What you will do:
Emit the data below verbatim, stripping out any pictures.
<<<<
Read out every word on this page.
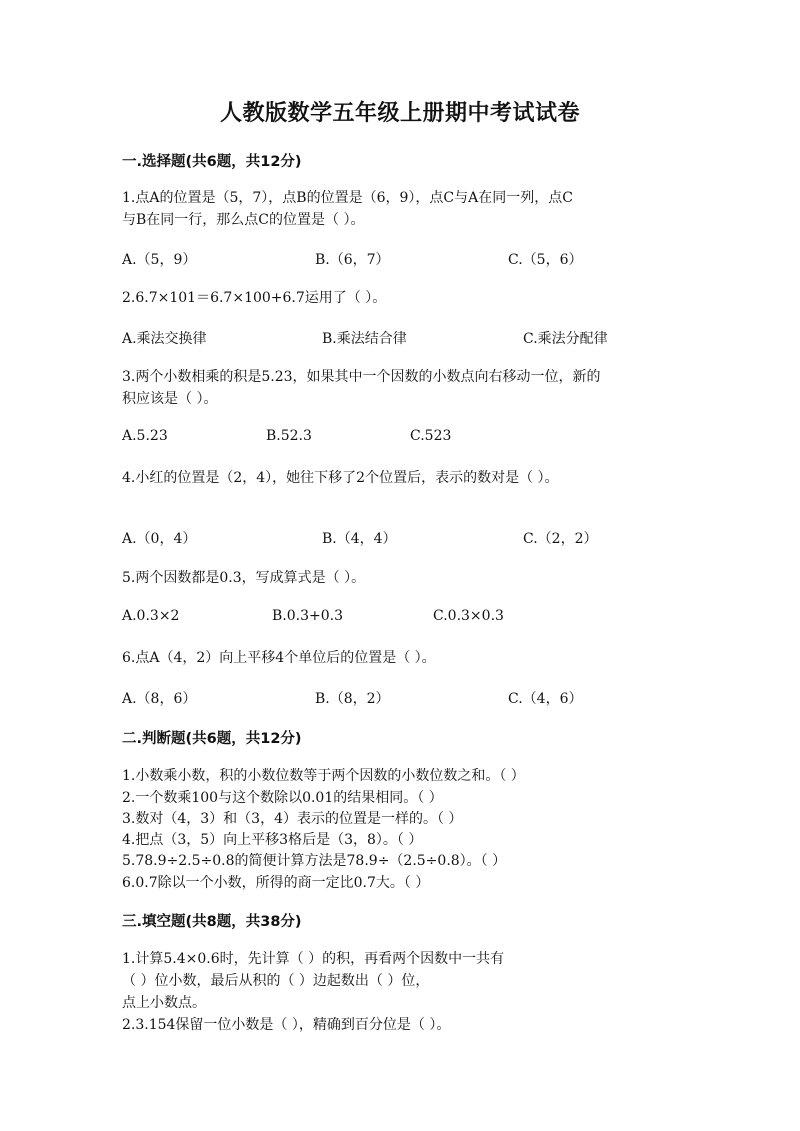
人教版数学五年级上册期中考试试卷
一.选择题(共6题，共12分)
1.点A的位置是（5，7），点B的位置是（6，9），点C与A在同一列，点C
与B在同一行，那么点C的位置是（ ）。
A.（5，9）	B.（6，7）	C.（5，6）
2.6.7×101＝6.7×100+6.7运用了（ ）。
A.乘法交换律	B.乘法结合律	C.乘法分配律
3.两个小数相乘的积是5.23，如果其中一个因数的小数点向右移动一位，新的
积应该是（ ）。
A.5.23	B.52.3	C.523
4.小红的位置是（2，4），她往下移了2个位置后，表示的数对是（ ）。
A.（0，4）	B.（4，4）	C.（2，2）
5.两个因数都是0.3，写成算式是（ ）。
A.0.3×2	B.0.3+0.3	C.0.3×0.3
6.点A（4，2）向上平移4个单位后的位置是（ ）。
A.（8，6）	B.（8，2）	C.（4，6）
二.判断题(共6题，共12分)
1.小数乘小数，积的小数位数等于两个因数的小数位数之和。（ ）
2.一个数乘100与这个数除以0.01的结果相同。（ ）
3.数对（4，3）和（3，4）表示的位置是一样的。（ ）
4.把点（3，5）向上平移3格后是（3，8）。（ ）
5.78.9÷2.5÷0.8的简便计算方法是78.9÷（2.5÷0.8）。（ ）
6.0.7除以一个小数，所得的商一定比0.7大。（ ）
三.填空题(共8题，共38分)
1.计算5.4×0.6时，先计算（ ）的积，再看两个因数中一共有
（ ）位小数，最后从积的（ ）边起数出（ ）位，
点上小数点。
2.3.154保留一位小数是（ ），精确到百分位是（ ）。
>>>>
Task result:
Read out every word on this page.
人教版数学五年级上册期中考试试卷
一.选择题(共6题，共12分)
1.点A的位置是（5，7），点B的位置是（6，9），点C与A在同一列，点C
与B在同一行，那么点C的位置是（ ）。
A.（5，9）	B.（6，7）	C.（5，6）
2.6.7×101＝6.7×100+6.7运用了（ ）。
A.乘法交换律	B.乘法结合律	C.乘法分配律
3.两个小数相乘的积是5.23，如果其中一个因数的小数点向右移动一位，新的
积应该是（ ）。
A.5.23	B.52.3	C.523
4.小红的位置是（2，4），她往下移了2个位置后，表示的数对是（ ）。
A.（0，4）	B.（4，4）	C.（2，2）
5.两个因数都是0.3，写成算式是（ ）。
A.0.3×2	B.0.3+0.3	C.0.3×0.3
6.点A（4，2）向上平移4个单位后的位置是（ ）。
A.（8，6）	B.（8，2）	C.（4，6）
二.判断题(共6题，共12分)
1.小数乘小数，积的小数位数等于两个因数的小数位数之和。（ ）
2.一个数乘100与这个数除以0.01的结果相同。（ ）
3.数对（4，3）和（3，4）表示的位置是一样的。（ ）
4.把点（3，5）向上平移3格后是（3，8）。（ ）
5.78.9÷2.5÷0.8的简便计算方法是78.9÷（2.5÷0.8）。（ ）
6.0.7除以一个小数，所得的商一定比0.7大。（ ）
三.填空题(共8题，共38分)
1.计算5.4×0.6时，先计算（ ）的积，再看两个因数中一共有
（ ）位小数，最后从积的（ ）边起数出（ ）位，
点上小数点。
2.3.154保留一位小数是（ ），精确到百分位是（ ）。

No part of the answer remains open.